** Start **

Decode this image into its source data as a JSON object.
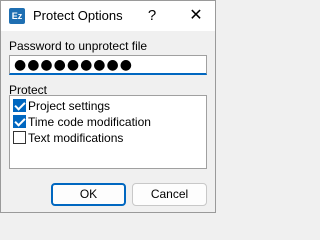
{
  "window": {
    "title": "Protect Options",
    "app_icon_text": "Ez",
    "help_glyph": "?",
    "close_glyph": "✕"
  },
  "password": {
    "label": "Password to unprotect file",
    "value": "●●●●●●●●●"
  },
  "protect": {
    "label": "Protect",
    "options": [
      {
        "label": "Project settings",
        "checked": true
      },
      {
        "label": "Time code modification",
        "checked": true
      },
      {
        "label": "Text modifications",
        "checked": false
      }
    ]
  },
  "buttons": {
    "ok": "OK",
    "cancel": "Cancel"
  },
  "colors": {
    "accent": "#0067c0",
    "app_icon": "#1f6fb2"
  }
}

** End **
** Start **

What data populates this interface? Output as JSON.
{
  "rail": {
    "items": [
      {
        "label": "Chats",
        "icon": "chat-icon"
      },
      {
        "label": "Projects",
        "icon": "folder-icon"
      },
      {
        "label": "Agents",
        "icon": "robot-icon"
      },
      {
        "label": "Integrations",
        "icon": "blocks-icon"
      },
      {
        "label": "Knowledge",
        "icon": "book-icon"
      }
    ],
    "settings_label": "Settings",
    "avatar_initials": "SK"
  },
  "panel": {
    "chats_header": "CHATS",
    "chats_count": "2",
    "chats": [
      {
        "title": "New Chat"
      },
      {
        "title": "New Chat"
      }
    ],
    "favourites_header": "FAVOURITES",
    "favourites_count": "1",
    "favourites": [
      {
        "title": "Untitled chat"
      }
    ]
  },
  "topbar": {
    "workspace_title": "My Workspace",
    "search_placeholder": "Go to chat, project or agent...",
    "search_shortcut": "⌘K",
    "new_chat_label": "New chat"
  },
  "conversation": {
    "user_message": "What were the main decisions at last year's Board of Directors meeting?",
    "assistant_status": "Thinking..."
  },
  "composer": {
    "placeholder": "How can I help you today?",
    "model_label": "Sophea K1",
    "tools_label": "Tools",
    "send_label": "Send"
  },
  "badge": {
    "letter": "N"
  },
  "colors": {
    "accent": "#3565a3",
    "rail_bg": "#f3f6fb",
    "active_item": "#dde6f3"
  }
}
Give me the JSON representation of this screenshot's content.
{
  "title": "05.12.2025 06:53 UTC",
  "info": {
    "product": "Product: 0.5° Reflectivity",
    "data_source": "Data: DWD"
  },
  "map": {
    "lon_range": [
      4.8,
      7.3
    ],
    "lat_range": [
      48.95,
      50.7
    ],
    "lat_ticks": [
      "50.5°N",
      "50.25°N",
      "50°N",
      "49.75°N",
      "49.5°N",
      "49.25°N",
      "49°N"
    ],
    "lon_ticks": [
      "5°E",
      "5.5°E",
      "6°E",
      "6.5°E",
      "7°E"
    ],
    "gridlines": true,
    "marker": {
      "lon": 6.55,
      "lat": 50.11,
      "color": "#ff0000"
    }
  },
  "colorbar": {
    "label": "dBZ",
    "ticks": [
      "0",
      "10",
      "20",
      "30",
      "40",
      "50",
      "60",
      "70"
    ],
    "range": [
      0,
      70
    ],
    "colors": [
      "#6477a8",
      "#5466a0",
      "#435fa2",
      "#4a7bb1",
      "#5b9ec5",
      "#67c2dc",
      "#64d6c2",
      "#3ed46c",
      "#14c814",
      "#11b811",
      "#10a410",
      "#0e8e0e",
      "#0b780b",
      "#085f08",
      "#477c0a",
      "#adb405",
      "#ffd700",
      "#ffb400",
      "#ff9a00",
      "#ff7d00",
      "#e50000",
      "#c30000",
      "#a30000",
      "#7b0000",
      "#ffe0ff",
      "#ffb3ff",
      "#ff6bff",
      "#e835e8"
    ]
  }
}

** End **
** Start **

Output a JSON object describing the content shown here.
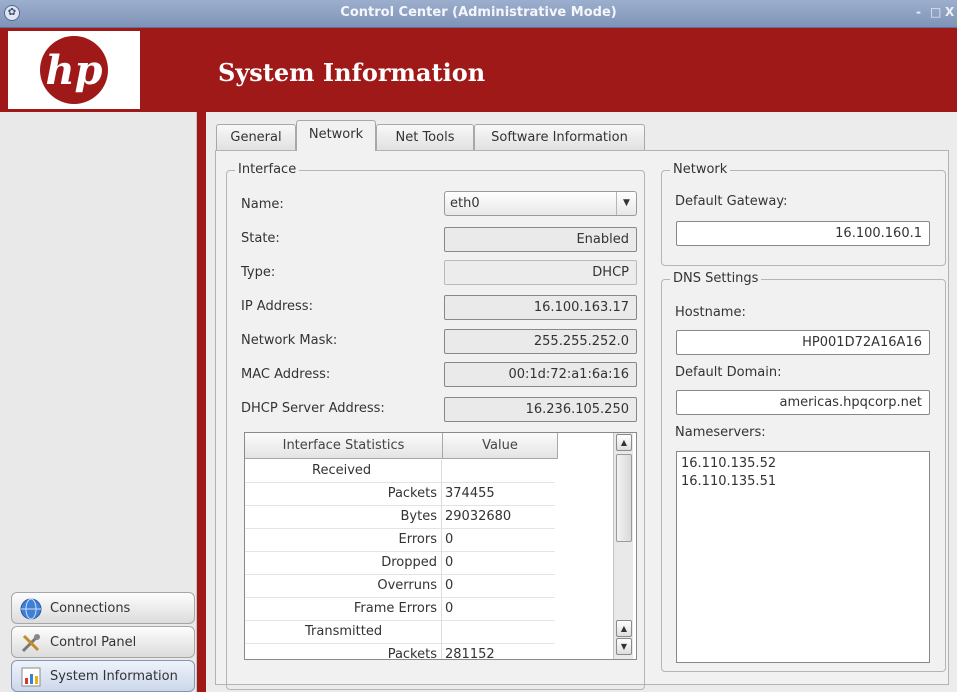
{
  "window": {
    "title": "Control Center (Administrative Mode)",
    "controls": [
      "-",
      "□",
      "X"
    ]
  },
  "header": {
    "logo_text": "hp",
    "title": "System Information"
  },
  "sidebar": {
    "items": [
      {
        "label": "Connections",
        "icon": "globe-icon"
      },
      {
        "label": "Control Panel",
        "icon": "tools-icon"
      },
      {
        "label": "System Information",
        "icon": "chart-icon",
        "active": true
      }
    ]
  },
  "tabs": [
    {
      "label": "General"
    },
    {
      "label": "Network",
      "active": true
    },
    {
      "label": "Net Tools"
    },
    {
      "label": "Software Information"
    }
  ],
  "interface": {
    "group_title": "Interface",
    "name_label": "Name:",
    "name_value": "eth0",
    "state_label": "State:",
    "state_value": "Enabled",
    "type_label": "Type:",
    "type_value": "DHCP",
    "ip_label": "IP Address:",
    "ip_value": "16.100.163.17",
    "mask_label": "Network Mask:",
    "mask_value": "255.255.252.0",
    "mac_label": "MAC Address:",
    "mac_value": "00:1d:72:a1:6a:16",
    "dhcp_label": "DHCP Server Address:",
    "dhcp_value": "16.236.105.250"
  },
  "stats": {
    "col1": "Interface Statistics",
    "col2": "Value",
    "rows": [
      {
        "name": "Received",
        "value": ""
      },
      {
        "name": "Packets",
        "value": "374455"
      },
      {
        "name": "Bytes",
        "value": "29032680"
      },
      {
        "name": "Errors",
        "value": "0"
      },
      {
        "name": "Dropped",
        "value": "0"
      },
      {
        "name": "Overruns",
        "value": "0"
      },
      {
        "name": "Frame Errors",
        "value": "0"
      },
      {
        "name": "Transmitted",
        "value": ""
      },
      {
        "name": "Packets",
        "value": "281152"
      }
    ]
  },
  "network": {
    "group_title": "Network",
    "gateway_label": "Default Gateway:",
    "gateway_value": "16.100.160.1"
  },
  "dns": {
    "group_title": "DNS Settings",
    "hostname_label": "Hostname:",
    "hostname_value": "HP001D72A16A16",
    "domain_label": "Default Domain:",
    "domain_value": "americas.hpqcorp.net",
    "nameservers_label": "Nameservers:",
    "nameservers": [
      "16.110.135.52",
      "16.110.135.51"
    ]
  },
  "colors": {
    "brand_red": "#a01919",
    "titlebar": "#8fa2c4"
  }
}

** End **

## [WORK INSTRUCTIONS]
Using the records above, select and copy every line that has the word "this".

## [IN RESPONSE]
Decode this image into its source data as a JSON object.
What data populates this interface? Output as JSON.
Give me the JSON representation of this screenshot's content.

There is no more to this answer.